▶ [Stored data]
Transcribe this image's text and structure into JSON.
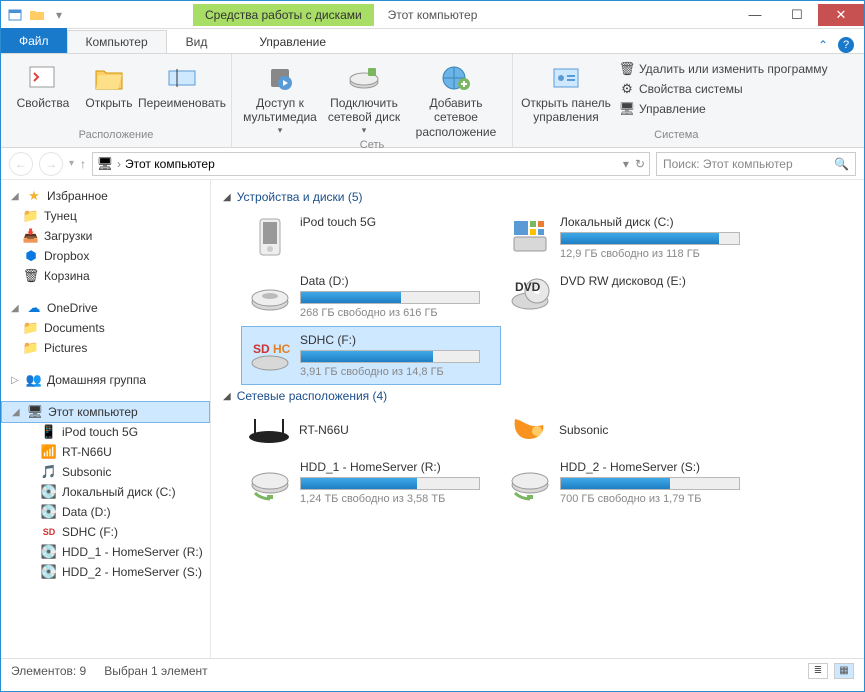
{
  "window": {
    "context_tab": "Средства работы с дисками",
    "title": "Этот компьютер"
  },
  "tabs": {
    "file": "Файл",
    "computer": "Компьютер",
    "view": "Вид",
    "manage": "Управление"
  },
  "ribbon": {
    "location": {
      "label": "Расположение",
      "properties": "Свойства",
      "open": "Открыть",
      "rename": "Переименовать"
    },
    "network": {
      "label": "Сеть",
      "media": "Доступ к мультимедиа",
      "map": "Подключить сетевой диск",
      "add": "Добавить сетевое расположение"
    },
    "system": {
      "label": "Система",
      "controlpanel": "Открыть панель управления",
      "uninstall": "Удалить или изменить программу",
      "sysprops": "Свойства системы",
      "manage": "Управление"
    }
  },
  "location": "Этот компьютер",
  "search_placeholder": "Поиск: Этот компьютер",
  "tree": {
    "favorites": "Избранное",
    "fav_items": [
      "Тунец",
      "Загрузки",
      "Dropbox",
      "Корзина"
    ],
    "onedrive": "OneDrive",
    "od_items": [
      "Documents",
      "Pictures"
    ],
    "homegroup": "Домашняя группа",
    "thispc": "Этот компьютер",
    "pc_items": [
      "iPod touch 5G",
      "RT-N66U",
      "Subsonic",
      "Локальный диск (C:)",
      "Data (D:)",
      "SDHC (F:)",
      "HDD_1 - HomeServer (R:)",
      "HDD_2 - HomeServer (S:)"
    ]
  },
  "sections": {
    "drives": "Устройства и диски (5)",
    "network": "Сетевые расположения (4)"
  },
  "drives": [
    {
      "name": "iPod touch 5G",
      "free": "",
      "pct": 0,
      "icon": "ipod"
    },
    {
      "name": "Локальный диск (C:)",
      "free": "12,9 ГБ свободно из 118 ГБ",
      "pct": 89,
      "icon": "windisk"
    },
    {
      "name": "Data (D:)",
      "free": "268 ГБ свободно из 616 ГБ",
      "pct": 56,
      "icon": "disk"
    },
    {
      "name": "DVD RW дисковод (E:)",
      "free": "",
      "pct": 0,
      "icon": "dvd"
    },
    {
      "name": "SDHC (F:)",
      "free": "3,91 ГБ свободно из 14,8 ГБ",
      "pct": 74,
      "icon": "sdhc",
      "selected": true
    }
  ],
  "netloc": [
    {
      "name": "RT-N66U",
      "icon": "router"
    },
    {
      "name": "Subsonic",
      "icon": "media"
    },
    {
      "name": "HDD_1 - HomeServer (R:)",
      "free": "1,24 ТБ свободно из 3,58 ТБ",
      "pct": 65,
      "icon": "netdisk"
    },
    {
      "name": "HDD_2 - HomeServer (S:)",
      "free": "700 ГБ свободно из 1,79 ТБ",
      "pct": 61,
      "icon": "netdisk"
    }
  ],
  "status": {
    "items": "Элементов: 9",
    "selected": "Выбран 1 элемент"
  }
}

▶ [Goal]
Repeat the listing in full and exactly. Do not include any images.

▶ [Response to the exercise]
Transcribe this image's text and structure into JSON.
{
  "window": {
    "context_tab": "Средства работы с дисками",
    "title": "Этот компьютер"
  },
  "tabs": {
    "file": "Файл",
    "computer": "Компьютер",
    "view": "Вид",
    "manage": "Управление"
  },
  "ribbon": {
    "location": {
      "label": "Расположение",
      "properties": "Свойства",
      "open": "Открыть",
      "rename": "Переименовать"
    },
    "network": {
      "label": "Сеть",
      "media": "Доступ к мультимедиа",
      "map": "Подключить сетевой диск",
      "add": "Добавить сетевое расположение"
    },
    "system": {
      "label": "Система",
      "controlpanel": "Открыть панель управления",
      "uninstall": "Удалить или изменить программу",
      "sysprops": "Свойства системы",
      "manage": "Управление"
    }
  },
  "location": "Этот компьютер",
  "search_placeholder": "Поиск: Этот компьютер",
  "tree": {
    "favorites": "Избранное",
    "fav_items": [
      "Тунец",
      "Загрузки",
      "Dropbox",
      "Корзина"
    ],
    "onedrive": "OneDrive",
    "od_items": [
      "Documents",
      "Pictures"
    ],
    "homegroup": "Домашняя группа",
    "thispc": "Этот компьютер",
    "pc_items": [
      "iPod touch 5G",
      "RT-N66U",
      "Subsonic",
      "Локальный диск (C:)",
      "Data (D:)",
      "SDHC (F:)",
      "HDD_1 - HomeServer (R:)",
      "HDD_2 - HomeServer (S:)"
    ]
  },
  "sections": {
    "drives": "Устройства и диски (5)",
    "network": "Сетевые расположения (4)"
  },
  "drives": [
    {
      "name": "iPod touch 5G",
      "free": "",
      "pct": 0,
      "icon": "ipod"
    },
    {
      "name": "Локальный диск (C:)",
      "free": "12,9 ГБ свободно из 118 ГБ",
      "pct": 89,
      "icon": "windisk"
    },
    {
      "name": "Data (D:)",
      "free": "268 ГБ свободно из 616 ГБ",
      "pct": 56,
      "icon": "disk"
    },
    {
      "name": "DVD RW дисковод (E:)",
      "free": "",
      "pct": 0,
      "icon": "dvd"
    },
    {
      "name": "SDHC (F:)",
      "free": "3,91 ГБ свободно из 14,8 ГБ",
      "pct": 74,
      "icon": "sdhc",
      "selected": true
    }
  ],
  "netloc": [
    {
      "name": "RT-N66U",
      "icon": "router"
    },
    {
      "name": "Subsonic",
      "icon": "media"
    },
    {
      "name": "HDD_1 - HomeServer (R:)",
      "free": "1,24 ТБ свободно из 3,58 ТБ",
      "pct": 65,
      "icon": "netdisk"
    },
    {
      "name": "HDD_2 - HomeServer (S:)",
      "free": "700 ГБ свободно из 1,79 ТБ",
      "pct": 61,
      "icon": "netdisk"
    }
  ],
  "status": {
    "items": "Элементов: 9",
    "selected": "Выбран 1 элемент"
  }
}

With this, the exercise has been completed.